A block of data

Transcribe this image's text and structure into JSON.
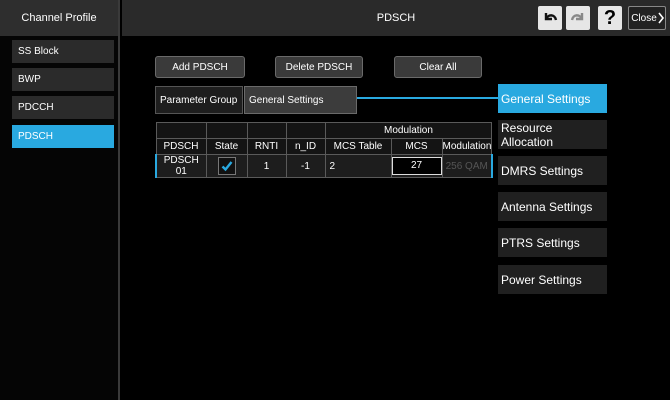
{
  "sidebar": {
    "title": "Channel Profile",
    "items": [
      {
        "label": "SS Block"
      },
      {
        "label": "BWP"
      },
      {
        "label": "PDCCH"
      },
      {
        "label": "PDSCH"
      }
    ]
  },
  "header": {
    "title": "PDSCH",
    "close_label": "Close"
  },
  "toolbar": {
    "add_label": "Add PDSCH",
    "delete_label": "Delete PDSCH",
    "clear_label": "Clear All"
  },
  "param_group": {
    "label": "Parameter Group",
    "value": "General Settings"
  },
  "table": {
    "group_header": "Modulation",
    "columns": [
      "PDSCH",
      "State",
      "RNTI",
      "n_ID",
      "MCS Table",
      "MCS",
      "Modulation"
    ],
    "rows": [
      {
        "pdsch": "PDSCH 01",
        "state": true,
        "rnti": "1",
        "n_id": "-1",
        "mcs_table": "2",
        "mcs": "27",
        "modulation": "256 QAM"
      }
    ]
  },
  "categories": [
    {
      "label": "General Settings",
      "active": true
    },
    {
      "label": "Resource Allocation"
    },
    {
      "label": "DMRS Settings"
    },
    {
      "label": "Antenna Settings"
    },
    {
      "label": "PTRS Settings"
    },
    {
      "label": "Power Settings"
    }
  ],
  "colors": {
    "accent": "#29a9e0",
    "background": "#000000",
    "panel": "#2a2a2a"
  }
}
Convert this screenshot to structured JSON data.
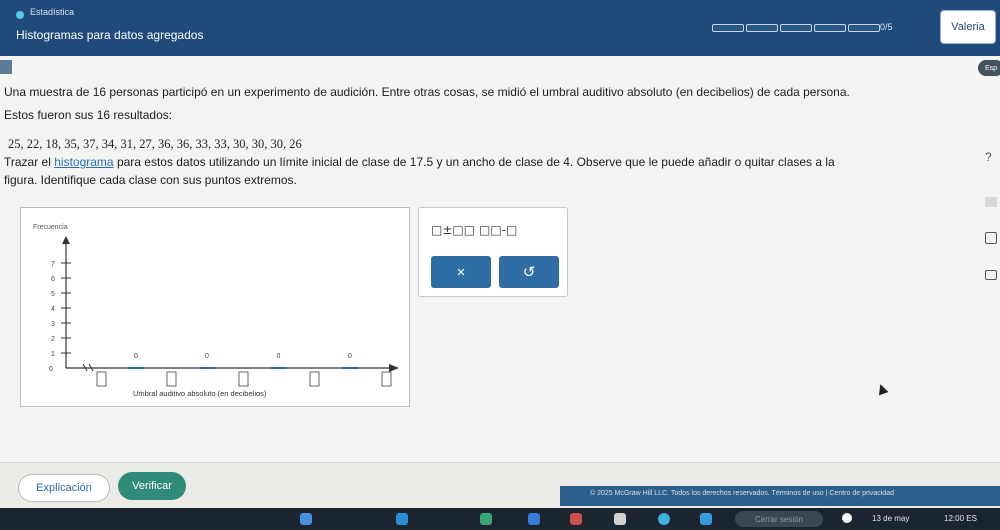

§ TASK STATEMENT: Write out the material above again, word for word, minus its pictures.

§ OUTPUT FOR THIS EXERCISE:
Transcribe this image's text and structure into JSON.
{
  "sidebar": {
    "title": "Channel Profile",
    "items": [
      {
        "label": "SS Block"
      },
      {
        "label": "BWP"
      },
      {
        "label": "PDCCH"
      },
      {
        "label": "PDSCH"
      }
    ]
  },
  "header": {
    "title": "PDSCH",
    "close_label": "Close"
  },
  "toolbar": {
    "add_label": "Add PDSCH",
    "delete_label": "Delete PDSCH",
    "clear_label": "Clear All"
  },
  "param_group": {
    "label": "Parameter Group",
    "value": "General Settings"
  },
  "table": {
    "group_header": "Modulation",
    "columns": [
      "PDSCH",
      "State",
      "RNTI",
      "n_ID",
      "MCS Table",
      "MCS",
      "Modulation"
    ],
    "rows": [
      {
        "pdsch": "PDSCH 01",
        "state": true,
        "rnti": "1",
        "n_id": "-1",
        "mcs_table": "2",
        "mcs": "27",
        "modulation": "256 QAM"
      }
    ]
  },
  "categories": [
    {
      "label": "General Settings",
      "active": true
    },
    {
      "label": "Resource Allocation"
    },
    {
      "label": "DMRS Settings"
    },
    {
      "label": "Antenna Settings"
    },
    {
      "label": "PTRS Settings"
    },
    {
      "label": "Power Settings"
    }
  ],
  "colors": {
    "accent": "#29a9e0",
    "background": "#000000",
    "panel": "#2a2a2a"
  }
}
Convert this screenshot to structured JSON data.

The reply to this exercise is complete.